* [Directive 1]
According to the pull request description, which LLVM function is used to get the function type of a non-overloaded intrinsic directly?

* [Page text]
— Start —

LLVM intrinsics that have types in their signature that can't be accessed from Rust (notable examples are the AMX intrinsics that have the x86amx type, and (almost) all intrinsics that have vectors of i1 types) can't be linked to at all. This is a (major?) roadblock in the AMX and AVX512 support in stdarch.
If code uses an non-existing LLVM intrinsic, even -Zverify-llvm-ir won't complain. Eventually it will error out due to the non-existing function (courtesy of the linker). I don't think this is a behavior we want.

What this PR does

When linking to non-overloaded intrinsics, we use the function LLVMIntrinsicGetType to directly get the function type of the intrinsic from LLVM.
We then use this LLVM definition to verify the Rust signature, and emit a proper error if it doesn't match, instead of silently emitting invalid IR.
Lint if linking to deprecated or invalid LLVM intrinsics

Note

This PR only focuses on non-overloaded intrinsics, overloaded can be done in a future PR

Regardless, the undermentioned functionalities work for all intrinsics

If we can't find the intrinsic, we check if it has been AutoUpgraded by LLVM. If not, that means it is an invalid intrinsic, and we error out.
Don't allow intrinsics from other archs to be declared, e.g. error out if an AArch64 intrinsic is declared when we are compiling for x86

Pros

It is now not possible (or at least, it would require significantly more leaps and bounds) to introduce invalid IR using non-overloaded LLVM intrinsics.
As we are now doing the matching of Rust signatures to LLVM intrinsics ourselves, we can now add bypasses to enable linking to such non-Rust types (e.g. matching 8192-bit vectors to x86amx and injecting llvm.x86.cast.vector.to.tile and llvm.x86.cast.tile.to.vectors in callsite)

Note

I don't intend for these bypasses to be permanent. A better approach will be introducing a bf16 type in Rust, and allowing repr(simd) with bools to get Rust-native i1xNs. These are meant to be short-time, as I mentioned, "bypass"es. They shouldn't cause any major breakage even if removed, as link_llvm_intrinsics is perma-unstable.

This PR adds bypasses for bf16 (via i16), bf16xN (via i16xN) and i1xN (via iM, where M is the smallest power of 2 s.t. M >= N, unless N <= 4, where we use M = 8). This will unblock AVX512-VP2INTERSECT and a lot of bf16 intrinsics in stdarch. This PR also automatically destructures structs if the types don't exactly match (this is required for us to start emitting hard errors on mismmatches).

Cons

This only works for non-overloaded intrinsics (at least for now). Improving this to work with overloaded intrinsics too will involve significantly more work.

Possible ways to extend this to overloaded intrinsics (future)

Parse the mangled intrinsic name to get the type parameters

LLVM has a stable mangling of intrinsic names with type parameters (in LLVMIntrinsicCopyOverloadedName2), so we can parse the name to get the type parameters, and then just do the same thing.

Pros

For most intrinsics, this will work perfectly, and is a easy way to do this.

— End —

* [Directive 2]
Please rewrite the listing lines, starting at the line that has "feature: potencial de desarrollo: vivienda" and stopping after the line that has "leaves: bottom left [0,964,78,1046]". Swap "card" for "panel" and change nothing else.

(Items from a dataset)
— Start —

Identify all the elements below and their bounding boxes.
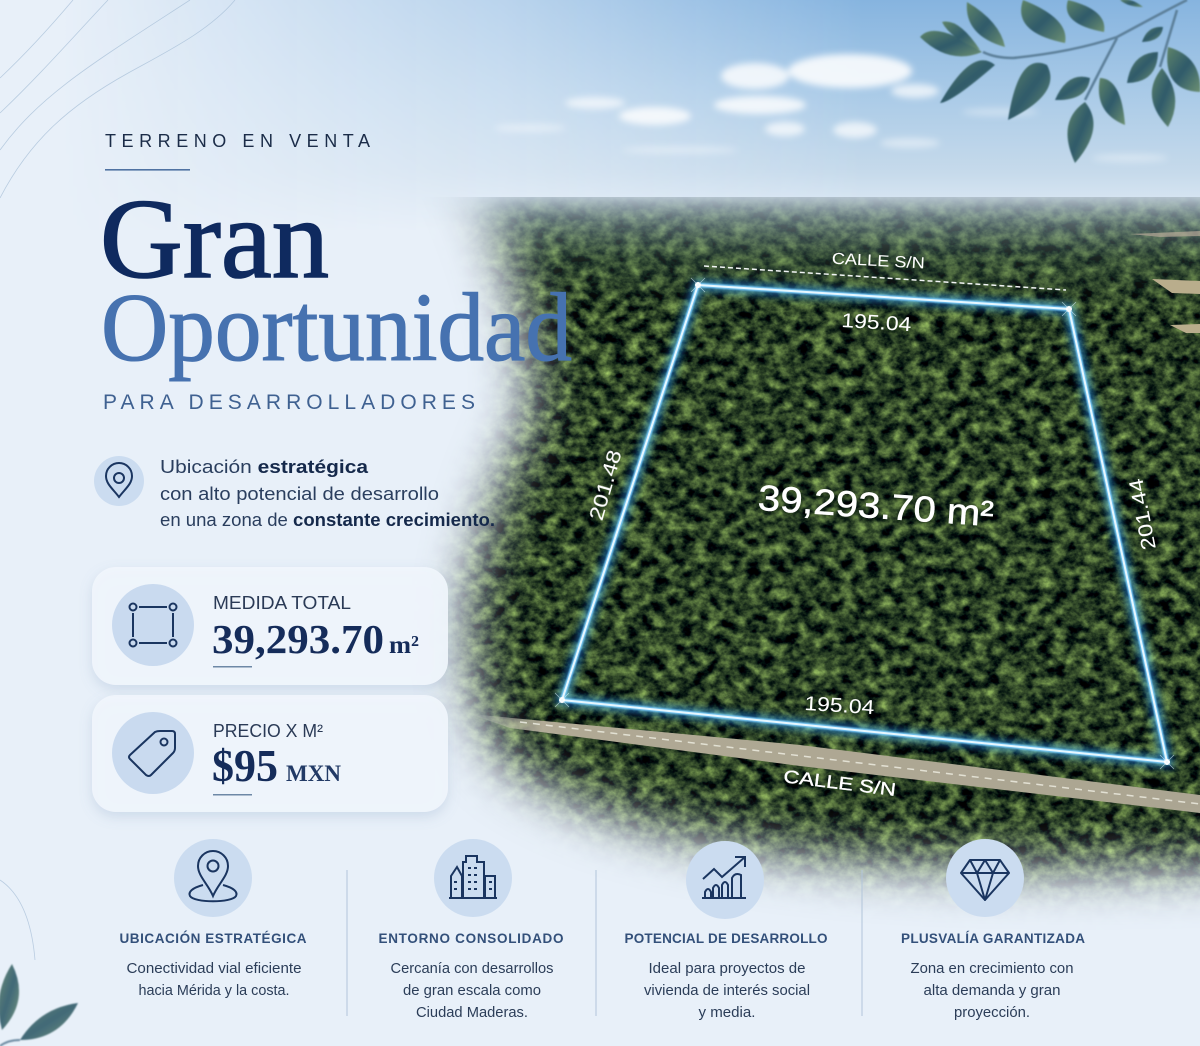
feature: potencial de desarrollo: vivienda de interés social [644,982,810,999]
card: precio [92,695,448,812]
kicker: terreno en venta: TERRENO EN VENTA [105,131,370,151]
plot boundary [555,278,1174,769]
feature: potencial de desarrollo: POTENCIAL DE DESARROLLO [624,931,828,946]
plot labels: CALLE S/N [831,251,925,272]
feature: plusvalia garantizada: proyección. [954,1004,1030,1021]
card: medida total: MEDIDA TOTAL [213,593,351,613]
card: medida total: 39,293.70 [212,616,384,662]
road [470,714,1200,813]
feature: entorno consolidado: de gran escala como [403,982,541,999]
feature: entorno consolidado: Cercanía con desarrollos [390,960,554,977]
plot labels: 195.04 [841,310,912,336]
leaves: bottom left [0,964,78,1046]
title: Gran [100,177,329,302]
intro with pin icon [94,456,495,530]
feature: potencial de desarrollo: Ideal para proyectos de [648,960,806,977]
title [100,177,572,381]
subtitle: PARA DESARROLLADORES [103,391,475,414]
feature: entorno consolidado: Ciudad Maderas. [416,1004,528,1021]
dividers [347,870,862,1016]
feature: entorno consolidado [378,839,564,1021]
plot labels: 195.04 [804,693,875,719]
feature: plusvalia garantizada: alta demanda y gran [924,982,1060,999]
leaves: top right branch [920,0,1200,163]
plot labels: 201.48 [586,448,627,523]
feature: plusvalia garantizada: PLUSVALÍA GARANTIZADA [901,931,1085,946]
intro with pin icon: Ubicación estratégica [160,456,369,477]
plot labels: 39,293.70 m² [757,477,995,534]
feature: ubicacion estrategica: Conectividad vial eficiente [126,960,302,977]
feature: ubicacion estrategica: hacia Mérida y la costa. [138,982,290,999]
intro with pin icon: con alto potencial de desarrollo [160,483,439,504]
feature: ubicacion estrategica: UBICACIÓN ESTRATÉGICA [120,931,307,946]
card: precio: PRECIO X M² [213,721,323,741]
feature: entorno consolidado: ENTORNO CONSOLIDADO [378,931,564,946]
feature: plusvalia garantizada [901,839,1085,1021]
distant clearings [1152,279,1200,294]
plot labels: 201.44 [1125,477,1161,552]
plot labels [586,251,1161,800]
feature: plusvalia garantizada: Zona en crecimiento con [910,960,1074,977]
card: precio: MXN [286,761,341,786]
background: sky and page [134,0,1200,198]
top street dashed line [704,266,1066,290]
card: medida total [92,567,448,685]
plot labels: CALLE S/N [782,766,897,800]
feature: ubicacion estrategica [120,839,307,999]
feature: potencial de desarrollo: y media. [698,1004,756,1021]
feature: potencial de desarrollo [624,841,828,1021]
intro with pin icon: en una zona de constante crecimiento. [160,509,495,530]
title: Oportunidad [101,274,572,381]
aerial land photo [433,197,1200,912]
card: precio: $95 [212,741,278,791]
card: medida total: m² [389,632,419,659]
decorative curves [0,0,235,960]
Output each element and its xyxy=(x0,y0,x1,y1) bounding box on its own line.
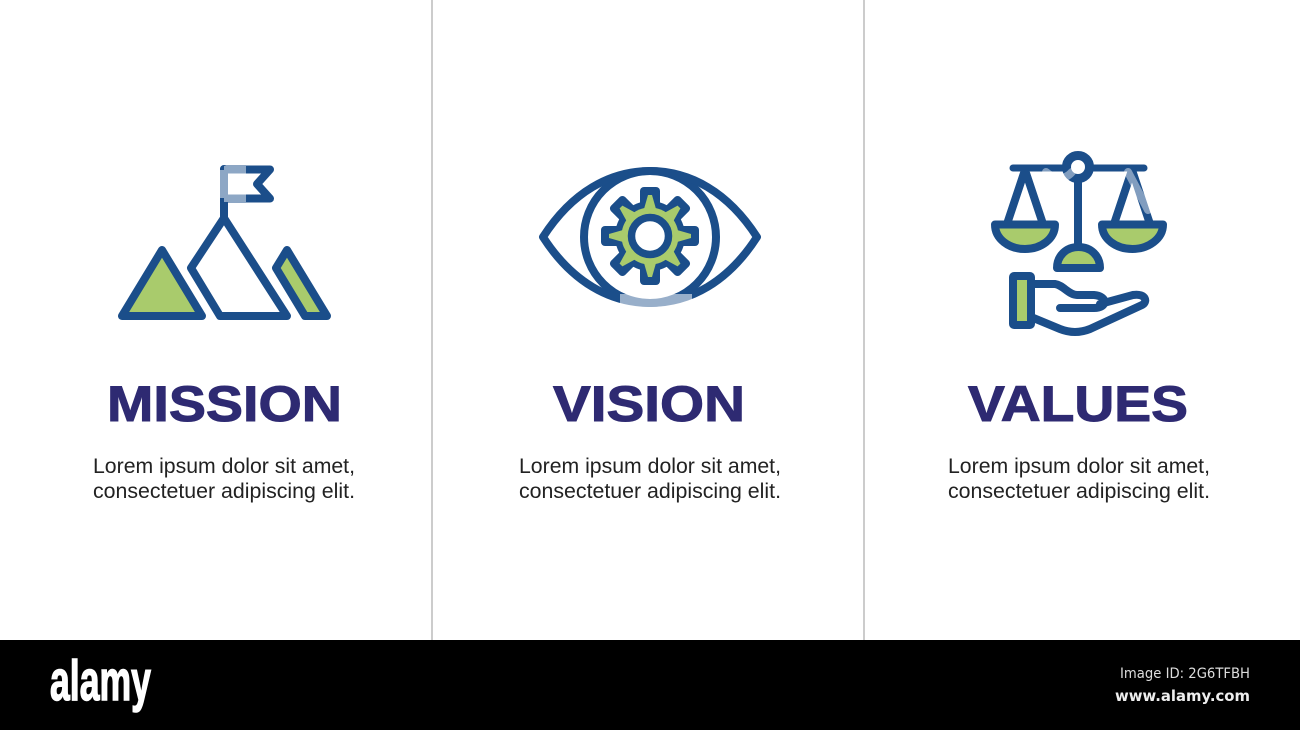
icon: eye with gear xyxy=(543,171,757,307)
image id: Image ID: 2G6TFBH xyxy=(1120,666,1250,682)
panel: mission xyxy=(93,169,355,503)
text block: vision description: consectetuer adipiscing elit. xyxy=(519,480,781,503)
text block: mission description: Lorem ipsum dolor sit amet, xyxy=(93,455,355,478)
logo: alamy: alamy xyxy=(50,649,151,713)
icon: mountains with flag xyxy=(122,169,327,316)
text block: values description: Lorem ipsum dolor sit amet, xyxy=(948,455,1210,478)
icon: scales over open hand xyxy=(995,156,1163,332)
heading: values: VALUES xyxy=(968,376,1188,432)
heading: vision: VISION xyxy=(553,376,745,432)
text block: vision description xyxy=(519,455,781,503)
heading: mission: MISSION xyxy=(107,376,342,432)
text block: mission description xyxy=(93,455,355,503)
panel: vision xyxy=(519,171,781,503)
text block: mission description: consectetuer adipiscing elit. xyxy=(93,480,355,503)
footer bar xyxy=(0,640,1300,730)
text block: values description xyxy=(948,455,1210,503)
panel: values xyxy=(948,156,1210,503)
text block: vision description: Lorem ipsum dolor sit amet, xyxy=(519,455,781,478)
website: www.alamy.com xyxy=(1115,687,1250,705)
text block: values description: consectetuer adipiscing elit. xyxy=(948,480,1210,503)
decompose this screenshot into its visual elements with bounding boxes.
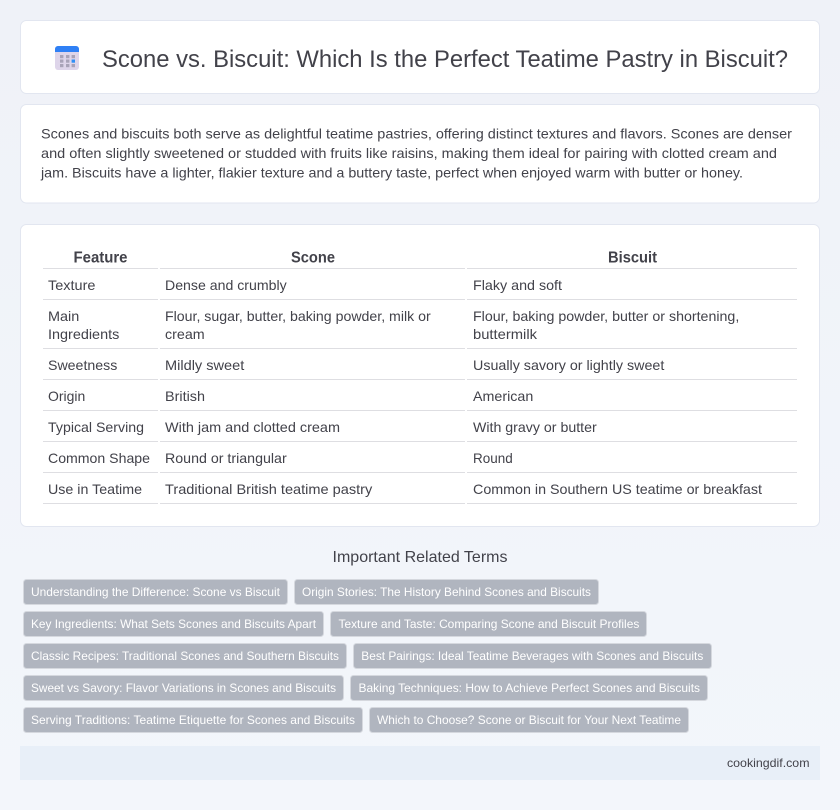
chip: sweet vs savory: Sweet vs Savory: Flavor Variations in Scones and Biscuits: [31, 681, 336, 695]
chip: key ingredients: Key Ingredients: What Sets Scones and Biscuits Apart: [31, 617, 317, 631]
footer: [20, 746, 820, 780]
chip: classic recipes: Classic Recipes: Traditional Scones and Southern Biscuits: [31, 649, 339, 663]
row: main ingredients: cream: [165, 326, 205, 342]
chip: which to choose: [370, 708, 688, 732]
panel: related term chips: [24, 580, 712, 732]
chip: origin stories: [294, 580, 598, 604]
heading: important related terms: Important Related Terms: [332, 549, 508, 566]
row: main ingredients: Ingredients: [48, 326, 119, 342]
row: common shape: Round or triangular: [165, 450, 287, 466]
row: texture: Texture: [48, 277, 96, 293]
chip: which to choose: Which to Choose? Scone or Biscuit for Your Next Teatime: [377, 713, 681, 727]
chip: sweet vs savory: [24, 676, 344, 700]
panel: comparison table: [20, 224, 820, 526]
text block: introduction paragraph: [40, 126, 792, 180]
chip: best pairings: Best Pairings: Ideal Teatime Beverages with Scones and Biscuits: [361, 649, 703, 663]
row: sweetness: Mildly sweet: [165, 357, 244, 373]
chip: origin stories: Origin Stories: The History Behind Scones and Biscuits: [302, 585, 591, 599]
text block: introduction paragraph: Scones and biscuits both serve as delightful teatime pastries, offering distinct textures and flavors. Scones are denser: [41, 126, 792, 142]
title: Scone vs. Biscuit: Which Is the Perfect Teatime Pastry in Biscuit?: [102, 46, 788, 73]
row: typical serving: With gravy or butter: [473, 419, 597, 435]
table header row: Scone: [291, 250, 335, 266]
row: common shape: [48, 450, 513, 466]
chip: understanding the difference: Understanding the Difference: Scone vs Biscuit: [31, 585, 281, 599]
row: use in teatime: [48, 481, 762, 497]
row: main ingredients: buttermilk: [473, 326, 538, 342]
row: use in teatime: Traditional British teatime pastry: [165, 481, 372, 497]
row: use in teatime: Common in Southern US teatime or breakfast: [473, 481, 762, 497]
row: main ingredients: Flour, baking powder, butter or shortening,: [473, 308, 739, 324]
row: common shape: Round: [473, 450, 513, 466]
chip: understanding the difference: [24, 580, 288, 604]
row: origin: Origin: [48, 388, 85, 404]
chip: serving traditions: [24, 708, 362, 732]
row: sweetness: Usually savory or lightly sweet: [473, 357, 664, 373]
chip: serving traditions: Serving Traditions: Teatime Etiquette for Scones and Biscuits: [31, 713, 355, 727]
row: sweetness: Sweetness: [48, 357, 117, 373]
row: origin: [48, 388, 533, 404]
chip: classic recipes: [24, 644, 346, 668]
table header row: Biscuit: [608, 250, 658, 266]
row: main ingredients: Flour, sugar, butter, baking powder, milk or: [165, 308, 431, 324]
table header row: [74, 250, 658, 266]
panel: introduction: [20, 104, 820, 203]
row: typical serving: With jam and clotted cream: [165, 419, 340, 435]
chip: baking techniques: [350, 676, 708, 700]
row: texture: Flaky and soft: [473, 277, 562, 293]
icon: calendar: [55, 46, 79, 70]
chip: texture and taste: Texture and Taste: Comparing Scone and Biscuit Profiles: [338, 617, 639, 631]
table header row: Feature: [74, 250, 128, 266]
row: origin: British: [165, 388, 205, 404]
chip: texture and taste: [330, 612, 646, 636]
row: texture: Dense and crumbly: [165, 277, 287, 293]
row: texture: [48, 277, 562, 293]
row: sweetness: [48, 357, 664, 373]
row: origin: American: [473, 388, 533, 404]
panel: header: [20, 20, 820, 94]
chip: baking techniques: Baking Techniques: How to Achieve Perfect Scones and Biscuits: [358, 681, 700, 695]
row: typical serving: [48, 419, 597, 435]
text block: introduction paragraph: and often slightly sweetened or studded with fruits like raisins, making them ideal for pairing with clotted cream and: [41, 145, 777, 161]
text block: introduction paragraph: jam. Biscuits have a lighter, flakier texture and a buttery taste, perfect when enjoyed warm with butter or honey.: [40, 164, 743, 180]
chip: key ingredients: [24, 612, 324, 636]
footer source text: cookingdif.com: [727, 756, 810, 770]
row: main ingredients: Main: [48, 308, 79, 324]
chip: best pairings: [354, 644, 712, 668]
row: common shape: Common Shape: [48, 450, 150, 466]
row: typical serving: Typical Serving: [48, 419, 144, 435]
row: use in teatime: Use in Teatime: [48, 481, 142, 497]
row: main ingredients: [48, 308, 739, 342]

— End —

* [Exercise solution 1]
LLVMIntrinsicGetType

* [Exercise solution 2]
feature: potencial de desarrollo: vivienda de interés social [644,982,810,999]
panel: precio [92,695,448,812]
kicker: terreno en venta: TERRENO EN VENTA [105,131,370,151]
plot boundary [555,278,1174,769]
feature: potencial de desarrollo: POTENCIAL DE DESARROLLO [624,931,828,946]
plot labels: CALLE S/N [831,251,925,272]
feature: plusvalia garantizada: proyección. [954,1004,1030,1021]
panel: medida total: MEDIDA TOTAL [213,593,351,613]
panel: medida total: 39,293.70 [212,616,384,662]
road [470,714,1200,813]
feature: entorno consolidado: de gran escala como [403,982,541,999]
feature: entorno consolidado: Cercanía con desarrollos [390,960,554,977]
plot labels: 195.04 [841,310,912,336]
leaves: bottom left [0,964,78,1046]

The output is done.